__EXERCISE__: Repeat the material below word for word and leave out all pictures.

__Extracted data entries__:
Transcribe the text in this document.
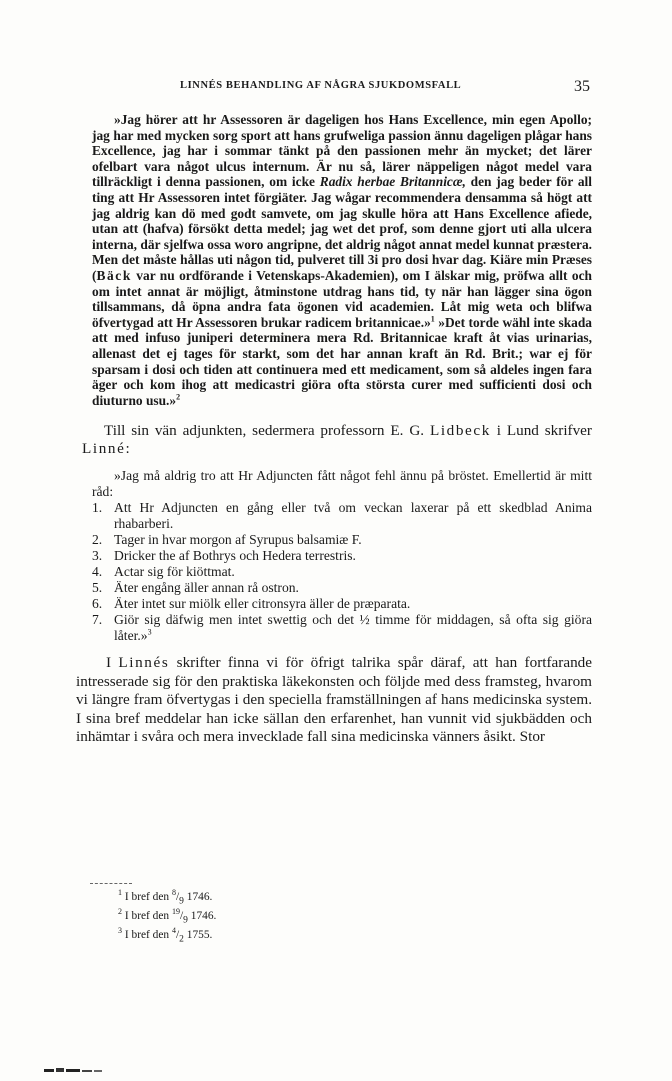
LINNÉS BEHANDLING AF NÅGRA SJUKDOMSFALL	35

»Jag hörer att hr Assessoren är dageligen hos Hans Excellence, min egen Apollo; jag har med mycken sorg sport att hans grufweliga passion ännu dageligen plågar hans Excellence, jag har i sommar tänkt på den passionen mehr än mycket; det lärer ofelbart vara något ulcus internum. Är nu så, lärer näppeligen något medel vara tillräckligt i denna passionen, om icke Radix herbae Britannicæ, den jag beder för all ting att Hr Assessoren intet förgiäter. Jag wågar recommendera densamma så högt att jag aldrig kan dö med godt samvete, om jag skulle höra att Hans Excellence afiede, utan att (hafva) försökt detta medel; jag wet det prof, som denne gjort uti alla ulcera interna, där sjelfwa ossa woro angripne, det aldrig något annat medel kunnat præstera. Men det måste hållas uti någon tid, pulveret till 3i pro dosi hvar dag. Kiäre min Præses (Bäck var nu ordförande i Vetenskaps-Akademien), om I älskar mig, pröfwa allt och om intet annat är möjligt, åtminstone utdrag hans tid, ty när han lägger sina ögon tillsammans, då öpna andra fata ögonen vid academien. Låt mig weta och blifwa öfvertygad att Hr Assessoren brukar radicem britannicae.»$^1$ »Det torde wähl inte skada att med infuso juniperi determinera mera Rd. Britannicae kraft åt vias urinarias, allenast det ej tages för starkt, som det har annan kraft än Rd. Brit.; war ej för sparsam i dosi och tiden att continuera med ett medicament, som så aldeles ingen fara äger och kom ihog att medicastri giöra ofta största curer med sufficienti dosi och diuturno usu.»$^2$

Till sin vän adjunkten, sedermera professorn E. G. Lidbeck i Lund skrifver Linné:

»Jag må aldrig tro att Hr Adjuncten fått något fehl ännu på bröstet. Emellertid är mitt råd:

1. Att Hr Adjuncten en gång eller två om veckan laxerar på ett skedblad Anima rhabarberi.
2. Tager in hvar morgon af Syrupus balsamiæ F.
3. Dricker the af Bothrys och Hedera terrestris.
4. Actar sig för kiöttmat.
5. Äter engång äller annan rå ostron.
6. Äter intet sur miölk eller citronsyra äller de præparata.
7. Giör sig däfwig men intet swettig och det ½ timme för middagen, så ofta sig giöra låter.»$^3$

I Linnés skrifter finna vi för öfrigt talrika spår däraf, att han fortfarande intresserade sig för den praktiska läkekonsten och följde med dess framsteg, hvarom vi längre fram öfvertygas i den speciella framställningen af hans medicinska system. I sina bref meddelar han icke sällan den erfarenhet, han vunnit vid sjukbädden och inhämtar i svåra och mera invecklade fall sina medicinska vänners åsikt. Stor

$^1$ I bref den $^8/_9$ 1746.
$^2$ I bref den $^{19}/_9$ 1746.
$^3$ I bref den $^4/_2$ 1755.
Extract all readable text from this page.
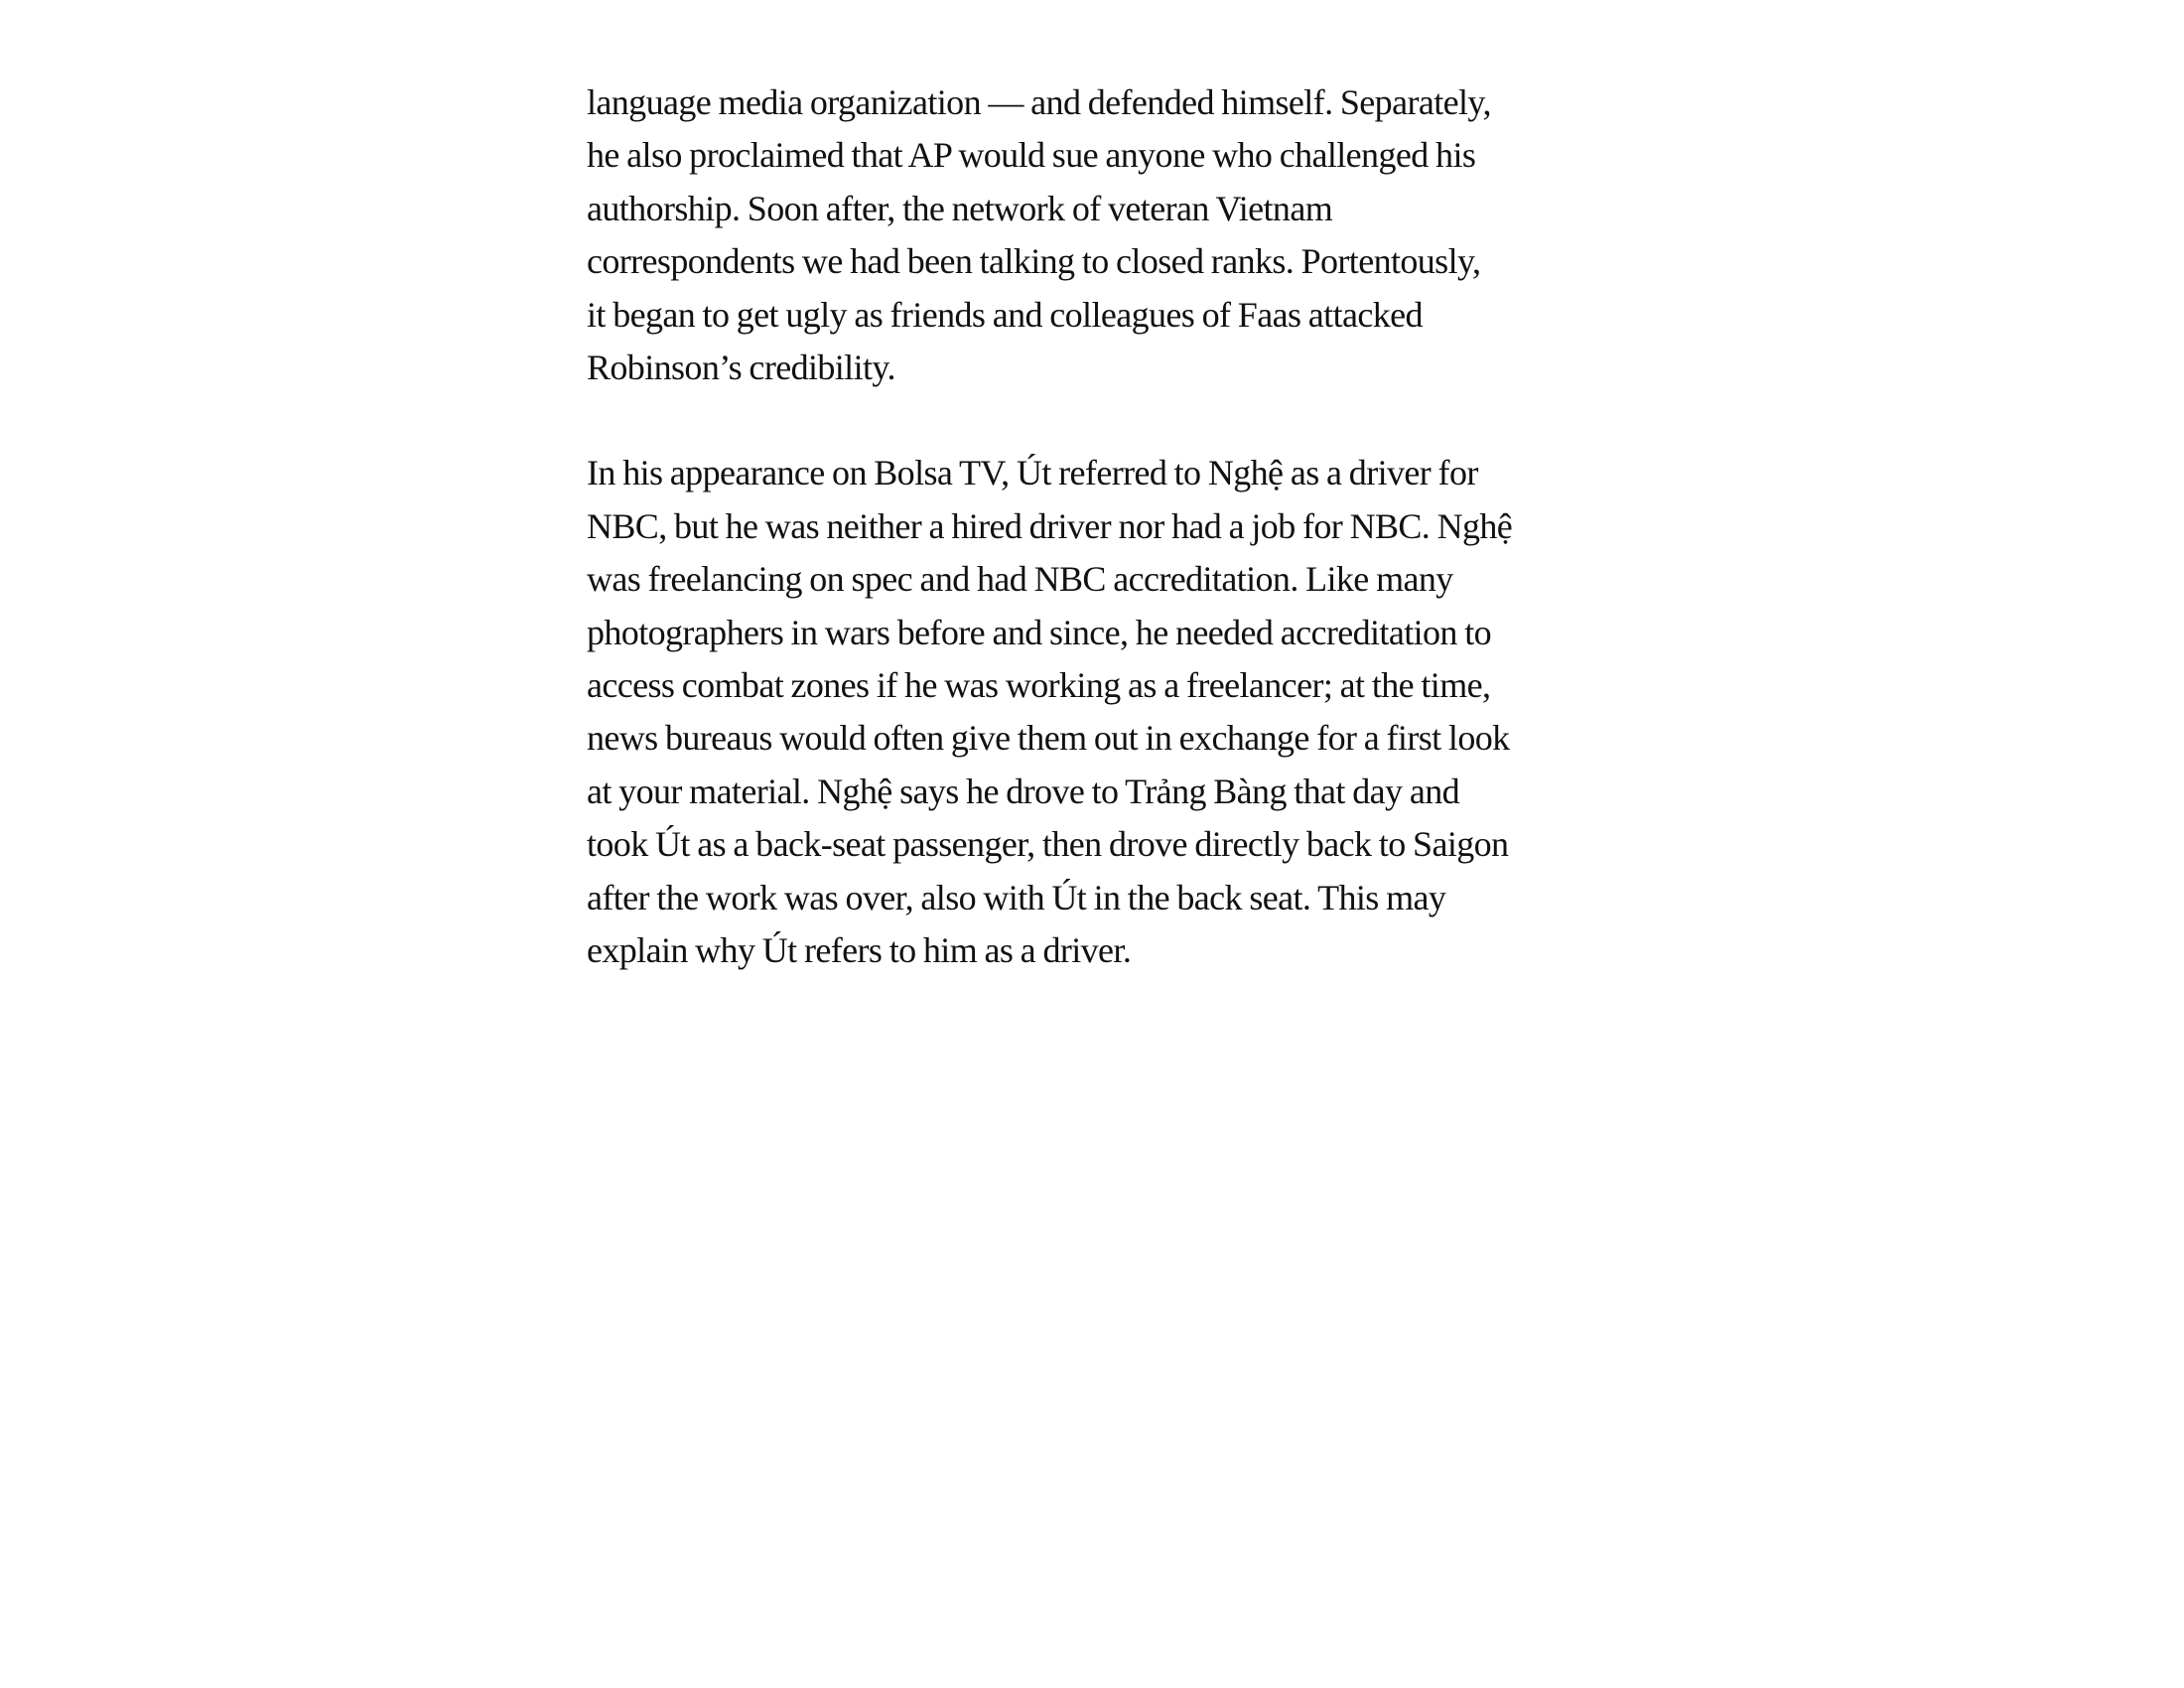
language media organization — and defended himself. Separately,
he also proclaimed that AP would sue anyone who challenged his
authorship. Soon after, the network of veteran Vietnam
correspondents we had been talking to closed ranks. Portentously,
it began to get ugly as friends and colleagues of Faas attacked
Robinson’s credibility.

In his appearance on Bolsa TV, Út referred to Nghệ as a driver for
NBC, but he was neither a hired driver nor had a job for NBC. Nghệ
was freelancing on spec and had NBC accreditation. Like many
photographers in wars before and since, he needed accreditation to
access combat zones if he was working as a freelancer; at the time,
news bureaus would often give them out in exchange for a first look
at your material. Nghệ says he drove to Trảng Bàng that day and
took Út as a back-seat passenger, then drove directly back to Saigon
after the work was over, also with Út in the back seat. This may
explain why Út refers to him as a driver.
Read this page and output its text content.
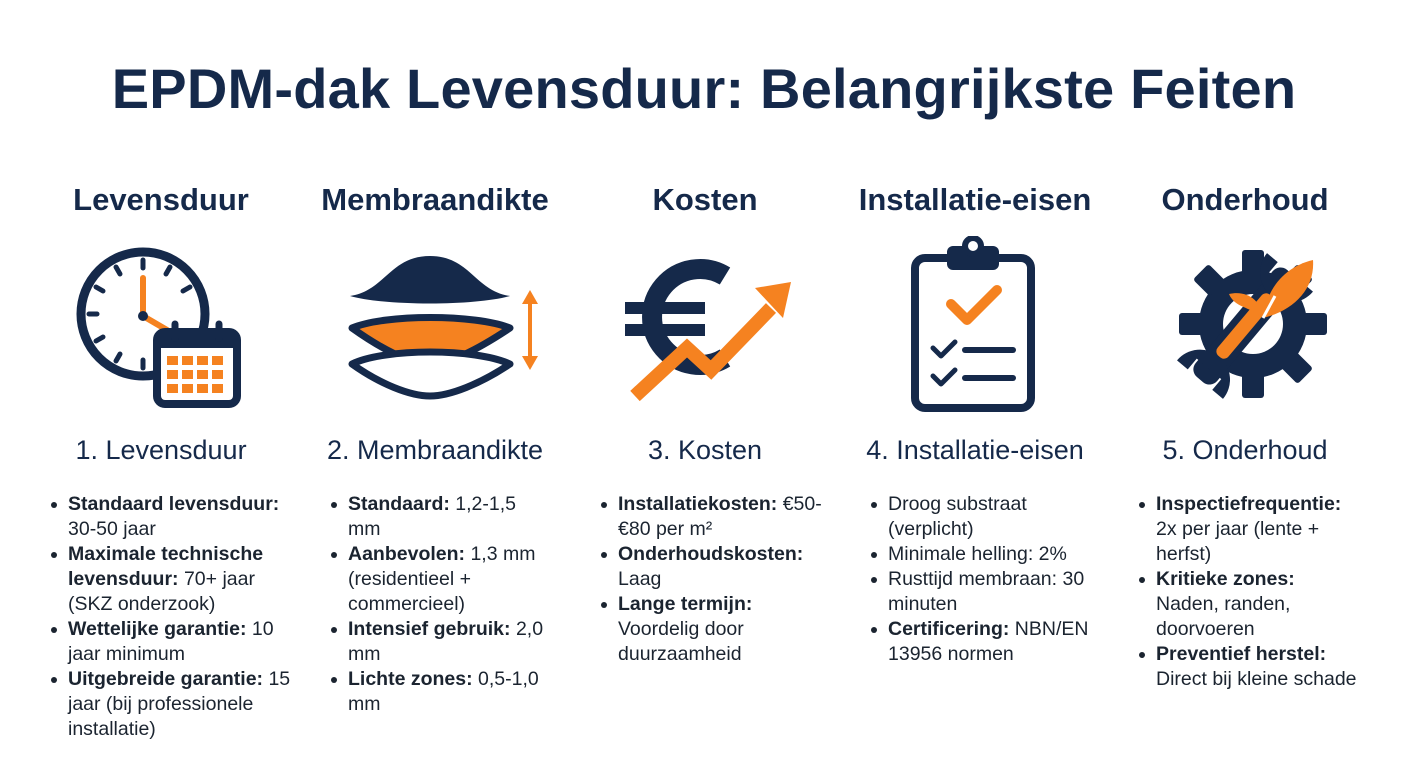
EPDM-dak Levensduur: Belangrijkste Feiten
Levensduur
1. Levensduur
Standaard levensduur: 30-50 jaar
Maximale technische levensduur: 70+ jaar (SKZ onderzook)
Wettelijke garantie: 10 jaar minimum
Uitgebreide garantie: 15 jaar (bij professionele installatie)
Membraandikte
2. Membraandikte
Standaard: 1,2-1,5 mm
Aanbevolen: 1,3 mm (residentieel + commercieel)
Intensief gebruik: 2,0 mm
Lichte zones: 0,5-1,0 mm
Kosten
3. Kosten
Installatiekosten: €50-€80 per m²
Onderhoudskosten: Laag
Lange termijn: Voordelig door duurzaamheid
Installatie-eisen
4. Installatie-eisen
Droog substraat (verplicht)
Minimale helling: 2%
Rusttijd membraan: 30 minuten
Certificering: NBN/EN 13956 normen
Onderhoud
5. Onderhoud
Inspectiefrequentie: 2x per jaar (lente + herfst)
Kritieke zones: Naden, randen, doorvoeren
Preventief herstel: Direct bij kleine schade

__TASK RESULT__:
Transcribe the text in this document.
LINNÉS BEHANDLING AF NÅGRA SJUKDOMSFALL	35

»Jag hörer att hr Assessoren är dageligen hos Hans Excellence, min egen Apollo; jag har med mycken sorg sport att hans grufweliga passion ännu dageligen plågar hans Excellence, jag har i sommar tänkt på den passionen mehr än mycket; det lärer ofelbart vara något ulcus internum. Är nu så, lärer näppeligen något medel vara tillräckligt i denna passionen, om icke Radix herbae Britannicæ, den jag beder för all ting att Hr Assessoren intet förgiäter. Jag wågar recommendera densamma så högt att jag aldrig kan dö med godt samvete, om jag skulle höra att Hans Excellence afiede, utan att (hafva) försökt detta medel; jag wet det prof, som denne gjort uti alla ulcera interna, där sjelfwa ossa woro angripne, det aldrig något annat medel kunnat præstera. Men det måste hållas uti någon tid, pulveret till 3i pro dosi hvar dag. Kiäre min Præses (Bäck var nu ordförande i Vetenskaps-Akademien), om I älskar mig, pröfwa allt och om intet annat är möjligt, åtminstone utdrag hans tid, ty när han lägger sina ögon tillsammans, då öpna andra fata ögonen vid academien. Låt mig weta och blifwa öfvertygad att Hr Assessoren brukar radicem britannicae.»$^1$ »Det torde wähl inte skada att med infuso juniperi determinera mera Rd. Britannicae kraft åt vias urinarias, allenast det ej tages för starkt, som det har annan kraft än Rd. Brit.; war ej för sparsam i dosi och tiden att continuera med ett medicament, som så aldeles ingen fara äger och kom ihog att medicastri giöra ofta största curer med sufficienti dosi och diuturno usu.»$^2$

Till sin vän adjunkten, sedermera professorn E. G. Lidbeck i Lund skrifver Linné:

»Jag må aldrig tro att Hr Adjuncten fått något fehl ännu på bröstet. Emellertid är mitt råd:

1. Att Hr Adjuncten en gång eller två om veckan laxerar på ett skedblad Anima rhabarberi.
2. Tager in hvar morgon af Syrupus balsamiæ F.
3. Dricker the af Bothrys och Hedera terrestris.
4. Actar sig för kiöttmat.
5. Äter engång äller annan rå ostron.
6. Äter intet sur miölk eller citronsyra äller de præparata.
7. Giör sig däfwig men intet swettig och det ½ timme för middagen, så ofta sig giöra låter.»$^3$

I Linnés skrifter finna vi för öfrigt talrika spår däraf, att han fortfarande intresserade sig för den praktiska läkekonsten och följde med dess framsteg, hvarom vi längre fram öfvertygas i den speciella framställningen af hans medicinska system. I sina bref meddelar han icke sällan den erfarenhet, han vunnit vid sjukbädden och inhämtar i svåra och mera invecklade fall sina medicinska vänners åsikt. Stor

$^1$ I bref den $^8/_9$ 1746.
$^2$ I bref den $^{19}/_9$ 1746.
$^3$ I bref den $^4/_2$ 1755.
Extract all readable text from this page.
language media organization — and defended himself. Separately,
he also proclaimed that AP would sue anyone who challenged his
authorship. Soon after, the network of veteran Vietnam
correspondents we had been talking to closed ranks. Portentously,
it began to get ugly as friends and colleagues of Faas attacked
Robinson’s credibility.

In his appearance on Bolsa TV, Út referred to Nghệ as a driver for
NBC, but he was neither a hired driver nor had a job for NBC. Nghệ
was freelancing on spec and had NBC accreditation. Like many
photographers in wars before and since, he needed accreditation to
access combat zones if he was working as a freelancer; at the time,
news bureaus would often give them out in exchange for a first look
at your material. Nghệ says he drove to Trảng Bàng that day and
took Út as a back-seat passenger, then drove directly back to Saigon
after the work was over, also with Út in the back seat. This may
explain why Út refers to him as a driver.
Read this page and output its text content.
EPDM-dak Levensduur: Belangrijkste Feiten
Levensduur
1. Levensduur
Standaard levensduur: 30-50 jaar
Maximale technische levensduur: 70+ jaar (SKZ onderzook)
Wettelijke garantie: 10 jaar minimum
Uitgebreide garantie: 15 jaar (bij professionele installatie)
Membraandikte
2. Membraandikte
Standaard: 1,2-1,5 mm
Aanbevolen: 1,3 mm (residentieel + commercieel)
Intensief gebruik: 2,0 mm
Lichte zones: 0,5-1,0 mm
Kosten
3. Kosten
Installatiekosten: €50-€80 per m²
Onderhoudskosten: Laag
Lange termijn: Voordelig door duurzaamheid
Installatie-eisen
4. Installatie-eisen
Droog substraat (verplicht)
Minimale helling: 2%
Rusttijd membraan: 30 minuten
Certificering: NBN/EN 13956 normen
Onderhoud
5. Onderhoud
Inspectiefrequentie: 2x per jaar (lente + herfst)
Kritieke zones: Naden, randen, doorvoeren
Preventief herstel: Direct bij kleine schade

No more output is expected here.